• THE EXERCISE: Reply with one number: the count of lines in the data that hold the string "icon".

• LISTED ENTRIES:
▼

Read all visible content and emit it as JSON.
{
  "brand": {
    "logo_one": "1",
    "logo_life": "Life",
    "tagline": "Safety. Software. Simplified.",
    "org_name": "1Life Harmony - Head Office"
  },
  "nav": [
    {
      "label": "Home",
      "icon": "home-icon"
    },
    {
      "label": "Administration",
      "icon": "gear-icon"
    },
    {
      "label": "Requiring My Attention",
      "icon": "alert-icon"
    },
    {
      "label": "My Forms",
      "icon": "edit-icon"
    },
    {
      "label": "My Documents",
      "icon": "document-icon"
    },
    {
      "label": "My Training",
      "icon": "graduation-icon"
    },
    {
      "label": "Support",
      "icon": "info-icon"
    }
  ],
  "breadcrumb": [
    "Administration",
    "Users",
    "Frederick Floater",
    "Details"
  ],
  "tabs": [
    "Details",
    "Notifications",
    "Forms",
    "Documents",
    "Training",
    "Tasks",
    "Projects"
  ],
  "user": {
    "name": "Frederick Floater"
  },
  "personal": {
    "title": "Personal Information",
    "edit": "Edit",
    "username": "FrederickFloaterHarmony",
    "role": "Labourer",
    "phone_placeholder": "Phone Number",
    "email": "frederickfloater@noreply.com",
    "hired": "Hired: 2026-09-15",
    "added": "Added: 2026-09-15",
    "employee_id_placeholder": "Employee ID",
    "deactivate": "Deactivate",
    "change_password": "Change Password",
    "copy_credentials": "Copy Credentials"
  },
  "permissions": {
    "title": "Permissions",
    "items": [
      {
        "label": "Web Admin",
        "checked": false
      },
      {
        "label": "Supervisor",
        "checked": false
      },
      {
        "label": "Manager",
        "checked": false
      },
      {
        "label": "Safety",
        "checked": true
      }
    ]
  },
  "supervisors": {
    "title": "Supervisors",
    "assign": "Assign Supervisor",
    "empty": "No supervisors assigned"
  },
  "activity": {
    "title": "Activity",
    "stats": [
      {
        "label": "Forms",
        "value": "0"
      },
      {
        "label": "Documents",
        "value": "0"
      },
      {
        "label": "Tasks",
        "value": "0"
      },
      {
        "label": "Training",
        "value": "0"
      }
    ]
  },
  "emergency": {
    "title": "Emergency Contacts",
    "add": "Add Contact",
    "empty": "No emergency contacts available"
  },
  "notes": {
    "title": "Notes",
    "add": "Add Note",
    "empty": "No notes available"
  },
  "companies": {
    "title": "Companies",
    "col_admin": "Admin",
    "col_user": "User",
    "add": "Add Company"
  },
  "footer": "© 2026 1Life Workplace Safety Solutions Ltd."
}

▲

• WRITTEN SOLUTION: 7